Which lines hold the word "this"? Copy each of them from the material.

[Source records]
..........
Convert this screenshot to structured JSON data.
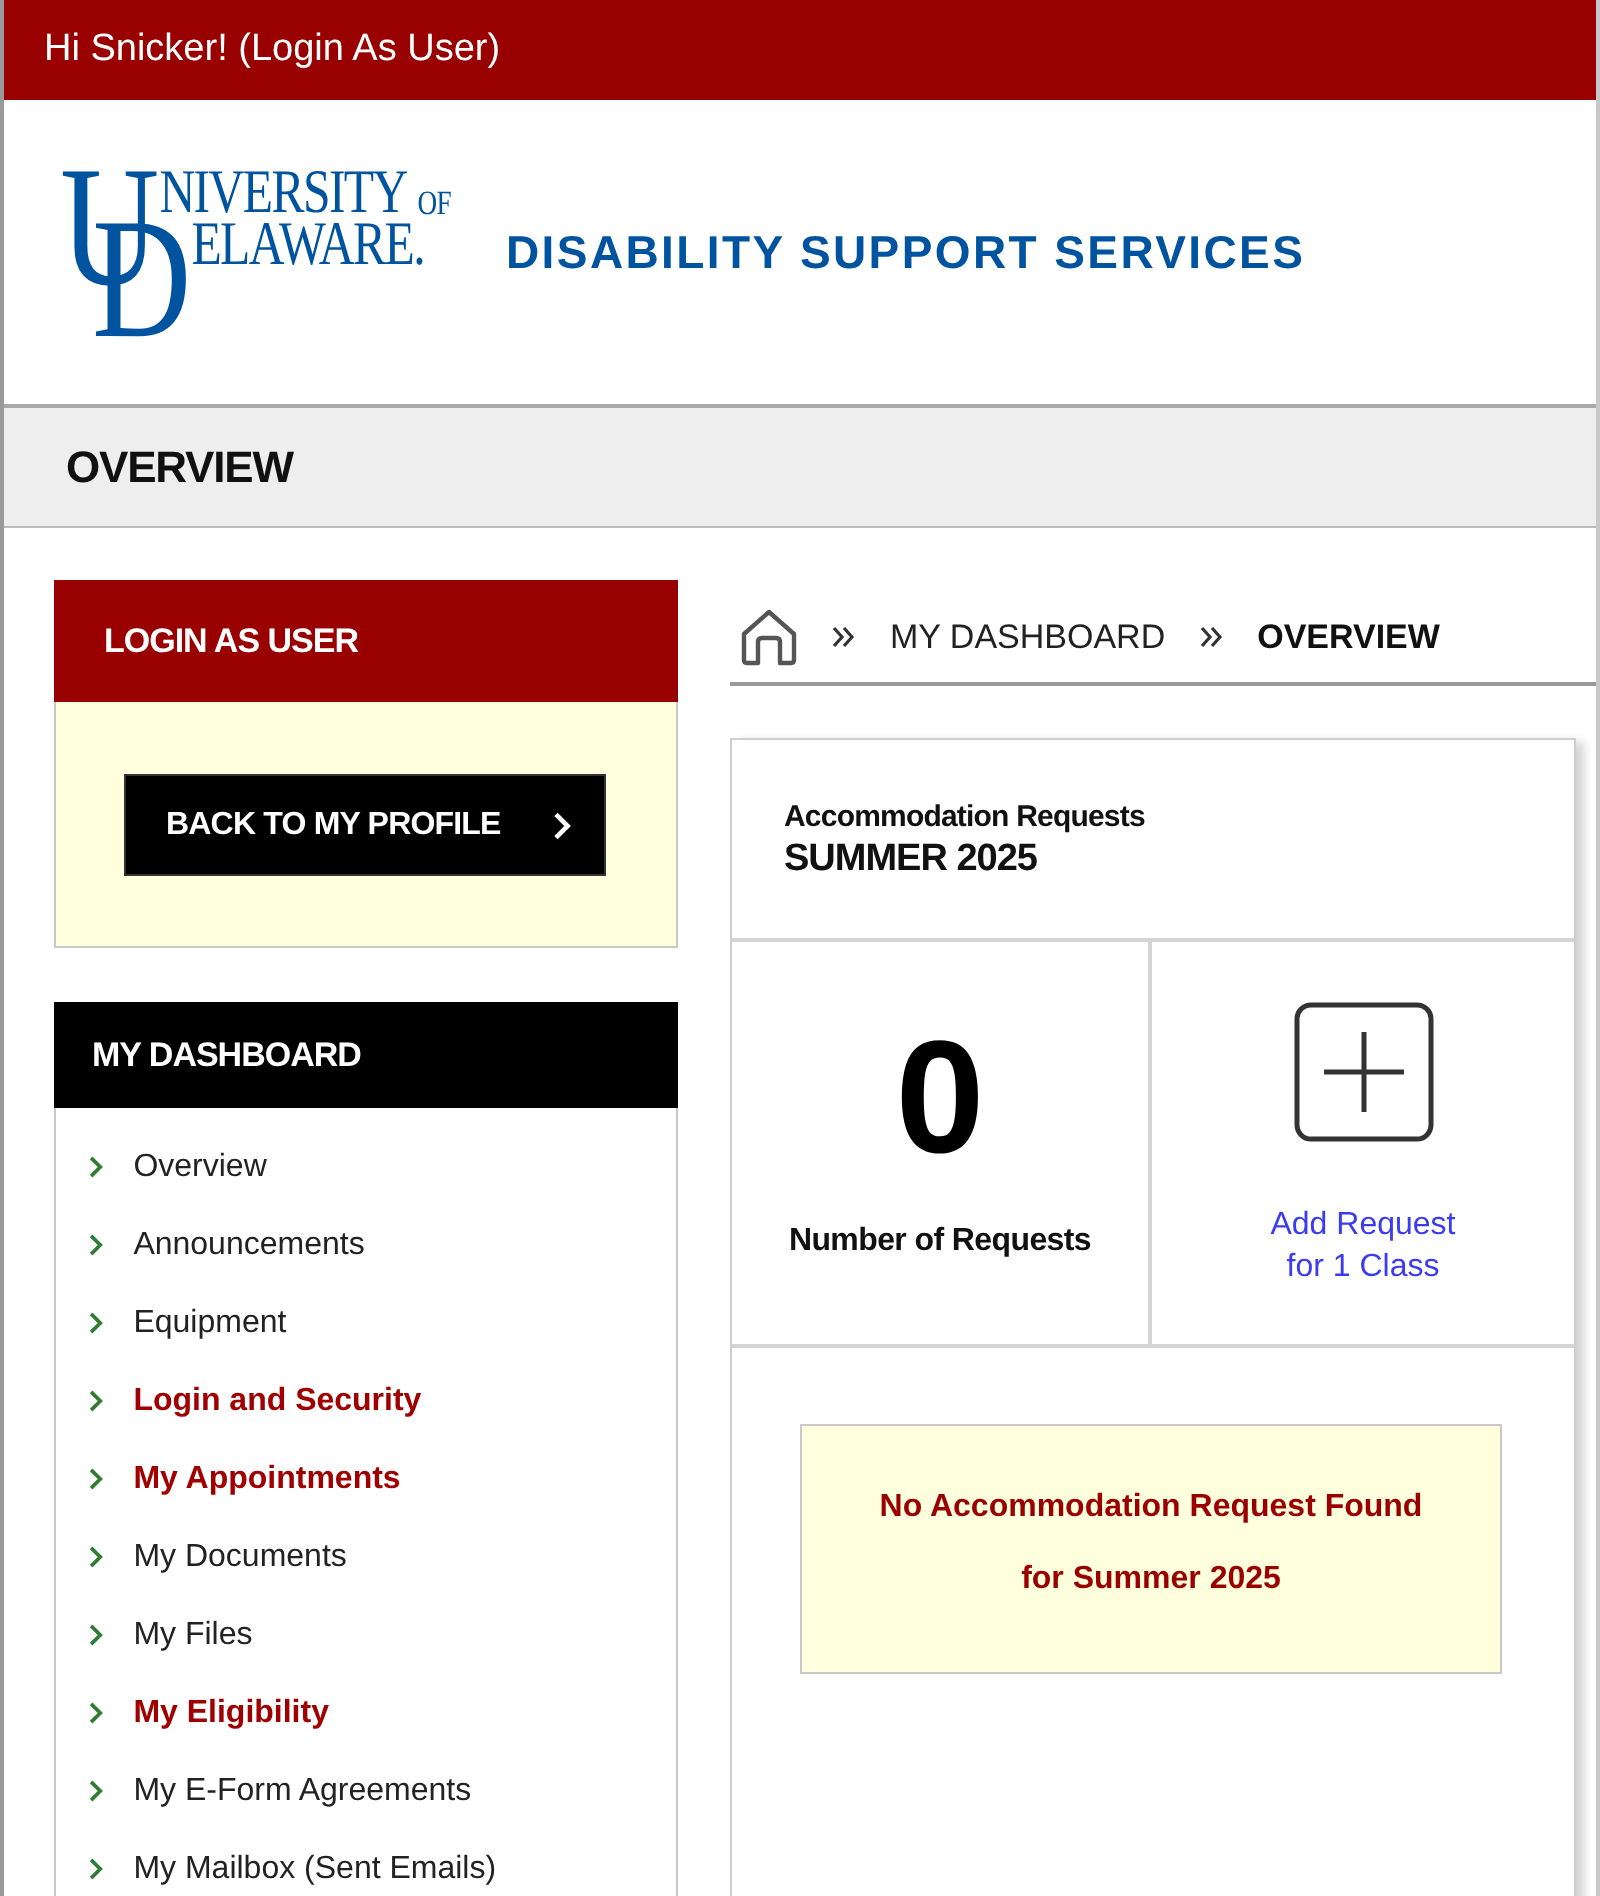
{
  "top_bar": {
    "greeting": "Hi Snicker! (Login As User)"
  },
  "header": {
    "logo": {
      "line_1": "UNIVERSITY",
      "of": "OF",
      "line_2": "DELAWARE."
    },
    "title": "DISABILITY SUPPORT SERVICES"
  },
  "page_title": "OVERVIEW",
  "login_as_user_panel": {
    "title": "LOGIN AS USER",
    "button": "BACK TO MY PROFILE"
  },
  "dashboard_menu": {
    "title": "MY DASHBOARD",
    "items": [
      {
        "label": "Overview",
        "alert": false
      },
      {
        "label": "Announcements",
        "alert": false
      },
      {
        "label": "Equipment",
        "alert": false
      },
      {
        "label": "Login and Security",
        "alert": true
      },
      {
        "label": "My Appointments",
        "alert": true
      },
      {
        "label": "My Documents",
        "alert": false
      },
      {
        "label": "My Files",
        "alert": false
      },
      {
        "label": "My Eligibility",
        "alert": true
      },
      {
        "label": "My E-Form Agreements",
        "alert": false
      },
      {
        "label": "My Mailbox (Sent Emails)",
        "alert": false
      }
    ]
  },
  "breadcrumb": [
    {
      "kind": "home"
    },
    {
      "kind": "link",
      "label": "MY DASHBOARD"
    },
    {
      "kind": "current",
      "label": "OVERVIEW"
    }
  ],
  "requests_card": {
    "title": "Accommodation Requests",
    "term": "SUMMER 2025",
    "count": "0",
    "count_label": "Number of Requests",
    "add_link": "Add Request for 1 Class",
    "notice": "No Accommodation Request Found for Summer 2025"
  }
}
..........
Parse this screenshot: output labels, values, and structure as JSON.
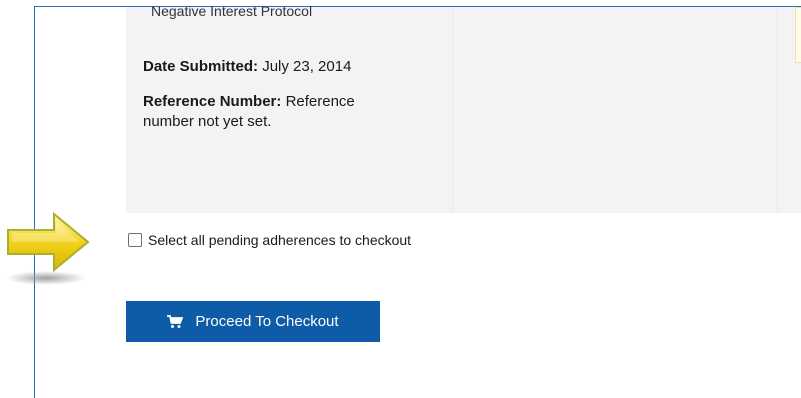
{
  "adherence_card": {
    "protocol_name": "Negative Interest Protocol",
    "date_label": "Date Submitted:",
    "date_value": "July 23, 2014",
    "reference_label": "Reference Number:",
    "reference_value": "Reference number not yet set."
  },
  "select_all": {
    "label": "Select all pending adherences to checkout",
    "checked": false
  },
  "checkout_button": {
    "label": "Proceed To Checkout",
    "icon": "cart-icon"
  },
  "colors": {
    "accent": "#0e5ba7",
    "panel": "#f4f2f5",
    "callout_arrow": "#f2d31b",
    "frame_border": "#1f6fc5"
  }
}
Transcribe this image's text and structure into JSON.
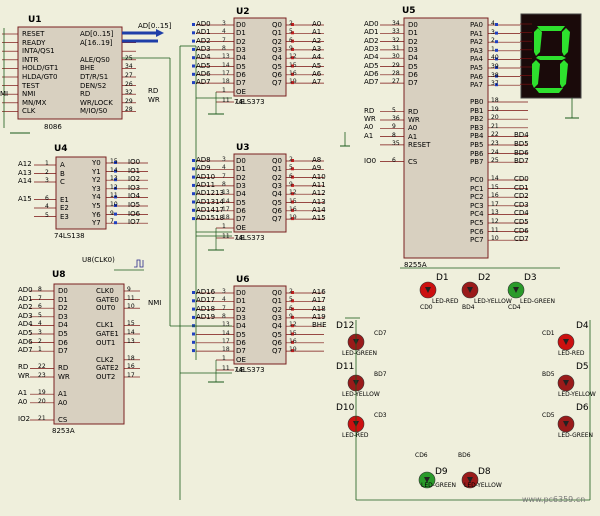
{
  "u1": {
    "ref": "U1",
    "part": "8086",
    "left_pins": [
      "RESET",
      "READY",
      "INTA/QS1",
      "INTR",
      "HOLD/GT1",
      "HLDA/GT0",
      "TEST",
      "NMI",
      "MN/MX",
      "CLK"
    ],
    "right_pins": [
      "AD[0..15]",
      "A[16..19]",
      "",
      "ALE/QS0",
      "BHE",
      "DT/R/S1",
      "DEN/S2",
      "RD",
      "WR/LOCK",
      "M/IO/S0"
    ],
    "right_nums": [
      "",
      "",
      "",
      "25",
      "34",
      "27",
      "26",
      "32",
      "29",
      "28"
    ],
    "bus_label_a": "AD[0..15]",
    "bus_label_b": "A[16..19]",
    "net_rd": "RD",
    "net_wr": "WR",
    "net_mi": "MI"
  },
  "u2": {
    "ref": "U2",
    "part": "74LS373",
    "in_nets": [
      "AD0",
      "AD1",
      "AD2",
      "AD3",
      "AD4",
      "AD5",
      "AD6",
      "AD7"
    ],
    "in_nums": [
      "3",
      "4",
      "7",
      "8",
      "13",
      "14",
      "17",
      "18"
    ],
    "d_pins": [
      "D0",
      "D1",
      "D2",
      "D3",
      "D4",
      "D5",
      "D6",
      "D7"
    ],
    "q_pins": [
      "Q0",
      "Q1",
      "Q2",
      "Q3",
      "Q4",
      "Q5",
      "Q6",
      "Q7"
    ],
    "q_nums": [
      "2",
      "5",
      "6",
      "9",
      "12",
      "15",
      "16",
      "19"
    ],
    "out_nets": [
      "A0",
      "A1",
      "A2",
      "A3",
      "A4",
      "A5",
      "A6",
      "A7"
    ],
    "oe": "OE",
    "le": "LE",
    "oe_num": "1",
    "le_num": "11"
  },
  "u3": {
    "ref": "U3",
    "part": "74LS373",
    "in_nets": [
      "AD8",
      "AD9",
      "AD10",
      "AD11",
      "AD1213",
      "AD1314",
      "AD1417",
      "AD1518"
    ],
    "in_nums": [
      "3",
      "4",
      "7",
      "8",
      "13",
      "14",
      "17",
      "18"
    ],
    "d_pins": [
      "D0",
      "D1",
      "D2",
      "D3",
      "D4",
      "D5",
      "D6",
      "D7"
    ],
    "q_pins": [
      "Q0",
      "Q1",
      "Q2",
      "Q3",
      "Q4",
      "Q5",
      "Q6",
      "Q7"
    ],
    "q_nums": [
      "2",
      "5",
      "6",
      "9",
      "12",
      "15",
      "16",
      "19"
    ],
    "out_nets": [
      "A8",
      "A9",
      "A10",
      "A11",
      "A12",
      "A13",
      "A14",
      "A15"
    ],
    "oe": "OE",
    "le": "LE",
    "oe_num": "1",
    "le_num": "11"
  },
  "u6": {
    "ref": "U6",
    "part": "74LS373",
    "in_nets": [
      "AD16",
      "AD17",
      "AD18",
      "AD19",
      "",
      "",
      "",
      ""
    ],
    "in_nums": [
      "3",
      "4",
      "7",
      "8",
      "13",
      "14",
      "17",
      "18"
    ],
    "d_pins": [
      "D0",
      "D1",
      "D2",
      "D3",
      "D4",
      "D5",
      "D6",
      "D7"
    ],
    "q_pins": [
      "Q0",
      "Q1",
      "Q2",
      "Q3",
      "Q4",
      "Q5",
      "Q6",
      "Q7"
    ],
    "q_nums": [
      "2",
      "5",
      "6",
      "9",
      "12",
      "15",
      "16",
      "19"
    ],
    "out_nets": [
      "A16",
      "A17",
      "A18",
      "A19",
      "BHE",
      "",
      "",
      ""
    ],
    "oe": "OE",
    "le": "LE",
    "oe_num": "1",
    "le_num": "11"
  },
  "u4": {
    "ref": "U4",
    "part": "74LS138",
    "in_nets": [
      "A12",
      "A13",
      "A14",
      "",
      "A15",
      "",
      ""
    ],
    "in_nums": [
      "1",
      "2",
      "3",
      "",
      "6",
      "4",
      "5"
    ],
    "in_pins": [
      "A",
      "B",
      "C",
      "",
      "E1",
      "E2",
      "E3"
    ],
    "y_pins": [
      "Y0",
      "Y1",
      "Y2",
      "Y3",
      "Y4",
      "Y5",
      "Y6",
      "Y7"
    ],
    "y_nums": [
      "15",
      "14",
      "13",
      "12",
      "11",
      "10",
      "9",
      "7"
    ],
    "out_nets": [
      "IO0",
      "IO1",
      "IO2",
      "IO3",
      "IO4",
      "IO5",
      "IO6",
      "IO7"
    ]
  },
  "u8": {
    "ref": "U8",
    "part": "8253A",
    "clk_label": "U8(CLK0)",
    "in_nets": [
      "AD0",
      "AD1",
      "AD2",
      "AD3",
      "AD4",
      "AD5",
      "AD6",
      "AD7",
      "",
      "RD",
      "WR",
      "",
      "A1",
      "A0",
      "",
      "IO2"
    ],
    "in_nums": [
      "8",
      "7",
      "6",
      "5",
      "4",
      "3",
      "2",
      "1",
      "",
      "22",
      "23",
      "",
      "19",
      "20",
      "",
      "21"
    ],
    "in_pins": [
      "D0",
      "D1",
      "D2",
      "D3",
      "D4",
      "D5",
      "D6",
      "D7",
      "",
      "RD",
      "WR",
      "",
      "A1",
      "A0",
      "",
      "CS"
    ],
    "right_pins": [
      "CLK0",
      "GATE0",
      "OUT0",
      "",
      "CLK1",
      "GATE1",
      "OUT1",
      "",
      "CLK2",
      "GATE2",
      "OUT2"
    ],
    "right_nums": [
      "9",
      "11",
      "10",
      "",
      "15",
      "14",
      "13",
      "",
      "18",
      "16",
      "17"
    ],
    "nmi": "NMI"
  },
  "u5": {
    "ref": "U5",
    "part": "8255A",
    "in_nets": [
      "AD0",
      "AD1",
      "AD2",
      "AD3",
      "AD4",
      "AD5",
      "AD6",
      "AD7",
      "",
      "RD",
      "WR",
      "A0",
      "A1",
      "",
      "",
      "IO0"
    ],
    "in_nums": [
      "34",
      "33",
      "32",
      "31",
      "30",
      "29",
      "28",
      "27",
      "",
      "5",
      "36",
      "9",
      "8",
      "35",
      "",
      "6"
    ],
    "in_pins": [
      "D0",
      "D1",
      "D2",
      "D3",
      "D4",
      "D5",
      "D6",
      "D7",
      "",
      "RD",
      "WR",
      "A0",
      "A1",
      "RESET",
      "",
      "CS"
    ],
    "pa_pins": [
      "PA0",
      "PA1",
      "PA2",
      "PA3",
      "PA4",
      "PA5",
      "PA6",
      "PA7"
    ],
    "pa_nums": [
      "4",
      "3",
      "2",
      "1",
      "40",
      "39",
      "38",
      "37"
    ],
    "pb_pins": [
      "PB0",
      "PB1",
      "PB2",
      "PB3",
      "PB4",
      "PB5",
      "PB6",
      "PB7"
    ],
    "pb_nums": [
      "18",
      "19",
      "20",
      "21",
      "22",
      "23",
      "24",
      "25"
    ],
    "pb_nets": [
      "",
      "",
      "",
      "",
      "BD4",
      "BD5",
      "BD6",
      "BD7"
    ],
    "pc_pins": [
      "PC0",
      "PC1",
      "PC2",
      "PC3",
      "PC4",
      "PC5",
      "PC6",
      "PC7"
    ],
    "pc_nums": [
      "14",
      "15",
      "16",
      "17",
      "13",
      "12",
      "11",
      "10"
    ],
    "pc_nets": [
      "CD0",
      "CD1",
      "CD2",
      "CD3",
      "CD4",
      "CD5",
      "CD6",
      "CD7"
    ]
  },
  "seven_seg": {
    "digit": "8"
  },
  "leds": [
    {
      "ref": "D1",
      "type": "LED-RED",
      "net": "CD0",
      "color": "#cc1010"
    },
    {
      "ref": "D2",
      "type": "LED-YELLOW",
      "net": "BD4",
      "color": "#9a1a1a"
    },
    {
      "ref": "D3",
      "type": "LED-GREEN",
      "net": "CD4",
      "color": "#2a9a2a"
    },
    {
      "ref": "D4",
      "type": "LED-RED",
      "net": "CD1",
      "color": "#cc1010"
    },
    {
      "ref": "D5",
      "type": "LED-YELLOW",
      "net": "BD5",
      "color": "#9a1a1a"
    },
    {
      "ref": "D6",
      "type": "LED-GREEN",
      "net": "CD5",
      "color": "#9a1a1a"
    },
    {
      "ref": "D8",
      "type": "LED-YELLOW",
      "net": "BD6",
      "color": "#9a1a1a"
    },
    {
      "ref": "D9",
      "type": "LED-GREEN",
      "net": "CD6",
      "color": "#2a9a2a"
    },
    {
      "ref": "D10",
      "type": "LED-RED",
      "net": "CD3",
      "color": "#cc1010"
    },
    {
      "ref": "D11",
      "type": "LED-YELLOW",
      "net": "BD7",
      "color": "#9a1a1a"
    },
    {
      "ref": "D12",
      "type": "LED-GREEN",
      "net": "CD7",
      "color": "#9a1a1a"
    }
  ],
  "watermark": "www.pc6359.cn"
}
..........
Solution below →
Convert this screenshot to structured JSON data.
Parse this screenshot: output labels, values, and structure as JSON.
Transcribe this image's text and structure into JSON.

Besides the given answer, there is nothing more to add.